For each line below that includes the word "branch", make a copy.

>> START

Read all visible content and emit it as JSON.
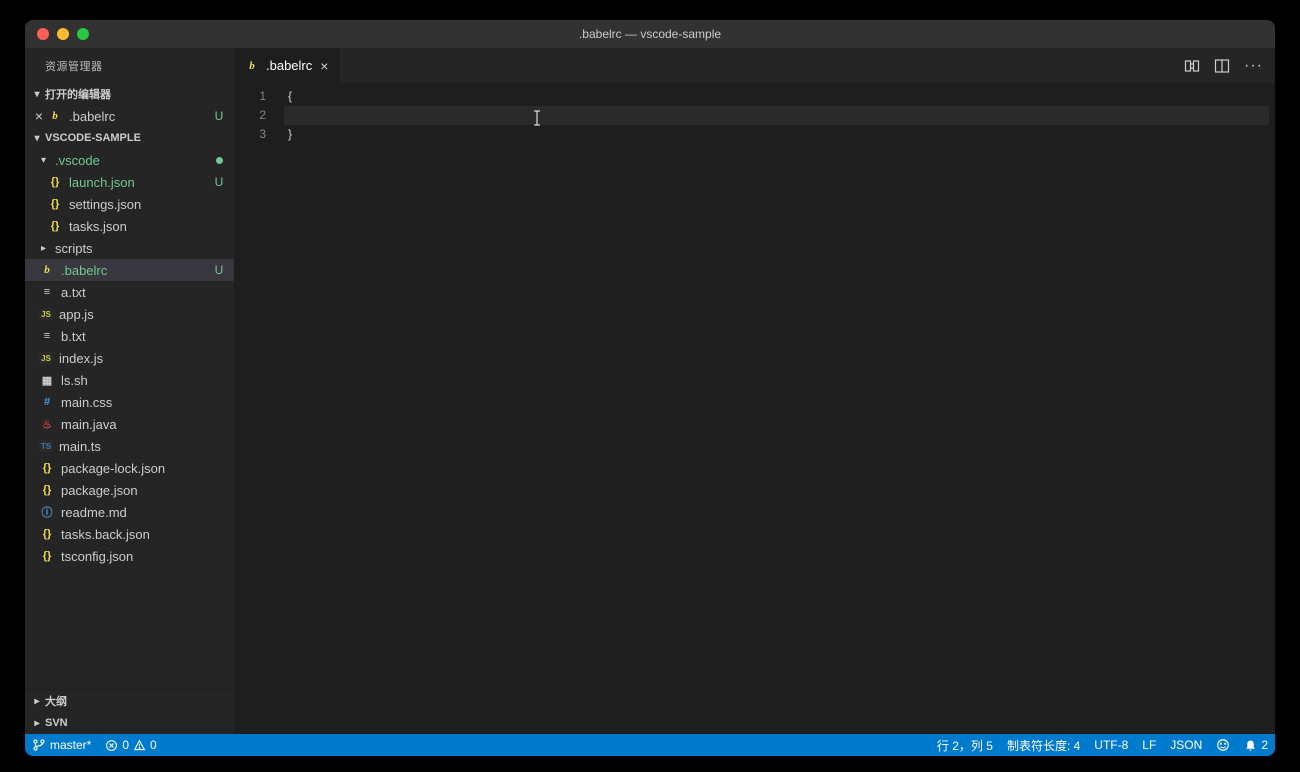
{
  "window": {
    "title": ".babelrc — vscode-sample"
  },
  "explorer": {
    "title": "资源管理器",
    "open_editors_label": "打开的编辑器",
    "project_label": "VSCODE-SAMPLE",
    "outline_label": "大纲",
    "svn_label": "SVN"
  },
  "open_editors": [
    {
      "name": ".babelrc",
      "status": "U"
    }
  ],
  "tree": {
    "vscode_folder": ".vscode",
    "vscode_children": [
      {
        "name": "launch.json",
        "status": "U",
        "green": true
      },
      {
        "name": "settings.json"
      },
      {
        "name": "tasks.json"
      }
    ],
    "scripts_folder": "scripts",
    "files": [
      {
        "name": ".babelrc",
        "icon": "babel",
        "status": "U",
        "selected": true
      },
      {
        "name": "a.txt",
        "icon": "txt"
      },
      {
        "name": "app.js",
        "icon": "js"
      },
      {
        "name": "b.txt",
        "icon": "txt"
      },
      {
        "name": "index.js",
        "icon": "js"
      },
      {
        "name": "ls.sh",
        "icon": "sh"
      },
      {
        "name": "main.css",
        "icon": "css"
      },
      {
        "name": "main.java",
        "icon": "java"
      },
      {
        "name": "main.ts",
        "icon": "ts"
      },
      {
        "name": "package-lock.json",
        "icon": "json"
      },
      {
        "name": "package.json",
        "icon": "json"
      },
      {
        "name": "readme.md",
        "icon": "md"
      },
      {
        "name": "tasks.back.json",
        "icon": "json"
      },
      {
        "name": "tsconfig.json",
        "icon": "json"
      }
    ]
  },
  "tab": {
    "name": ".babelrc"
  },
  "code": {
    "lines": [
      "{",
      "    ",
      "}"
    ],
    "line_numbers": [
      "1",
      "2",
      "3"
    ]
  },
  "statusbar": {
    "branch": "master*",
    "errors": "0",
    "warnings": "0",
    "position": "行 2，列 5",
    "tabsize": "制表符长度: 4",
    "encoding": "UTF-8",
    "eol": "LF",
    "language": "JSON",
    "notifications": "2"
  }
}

>> END
>> START

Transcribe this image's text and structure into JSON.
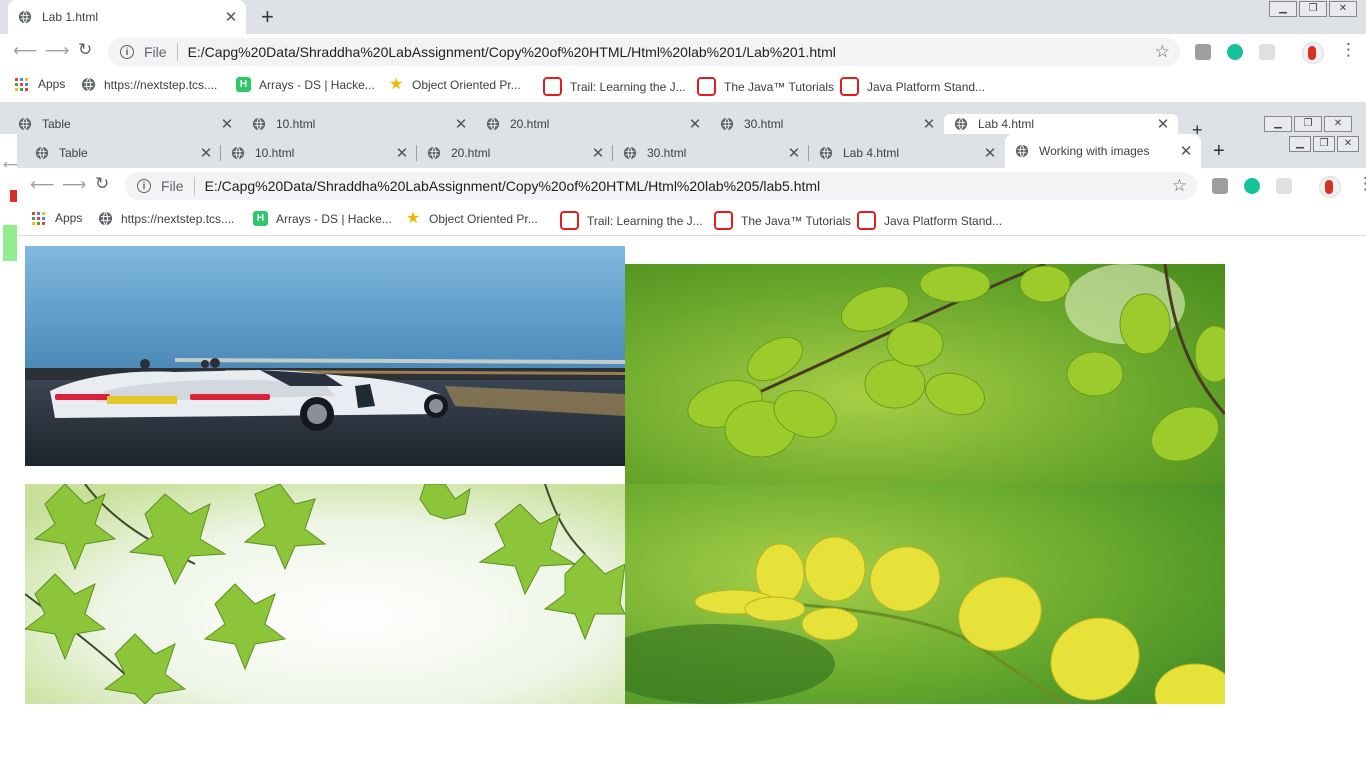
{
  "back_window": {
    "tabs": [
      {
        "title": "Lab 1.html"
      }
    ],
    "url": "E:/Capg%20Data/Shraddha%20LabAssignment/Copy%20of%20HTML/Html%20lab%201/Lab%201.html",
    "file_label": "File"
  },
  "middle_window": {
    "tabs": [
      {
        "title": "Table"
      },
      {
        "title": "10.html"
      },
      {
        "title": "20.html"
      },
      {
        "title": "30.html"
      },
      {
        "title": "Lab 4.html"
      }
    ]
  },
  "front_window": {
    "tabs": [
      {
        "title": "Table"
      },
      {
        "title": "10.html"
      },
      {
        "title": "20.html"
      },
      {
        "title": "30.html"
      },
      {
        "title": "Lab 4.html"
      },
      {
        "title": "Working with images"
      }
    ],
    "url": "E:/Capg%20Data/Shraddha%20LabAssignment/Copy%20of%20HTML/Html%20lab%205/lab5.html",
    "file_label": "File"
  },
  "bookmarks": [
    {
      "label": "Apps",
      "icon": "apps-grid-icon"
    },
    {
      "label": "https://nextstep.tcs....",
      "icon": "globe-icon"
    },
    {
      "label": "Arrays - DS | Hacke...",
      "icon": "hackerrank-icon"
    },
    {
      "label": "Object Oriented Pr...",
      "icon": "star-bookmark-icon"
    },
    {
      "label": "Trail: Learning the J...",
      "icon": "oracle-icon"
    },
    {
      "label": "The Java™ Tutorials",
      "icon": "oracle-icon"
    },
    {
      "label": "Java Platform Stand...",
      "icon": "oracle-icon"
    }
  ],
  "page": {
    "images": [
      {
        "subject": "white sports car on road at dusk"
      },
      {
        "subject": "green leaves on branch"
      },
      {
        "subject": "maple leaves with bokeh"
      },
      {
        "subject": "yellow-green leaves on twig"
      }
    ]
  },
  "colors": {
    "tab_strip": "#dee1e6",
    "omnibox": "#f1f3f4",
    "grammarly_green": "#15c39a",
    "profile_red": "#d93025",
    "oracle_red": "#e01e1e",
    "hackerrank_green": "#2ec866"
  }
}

>> END

● **Response below**
    "branch": "master*",
        "subject": "green leaves on branch"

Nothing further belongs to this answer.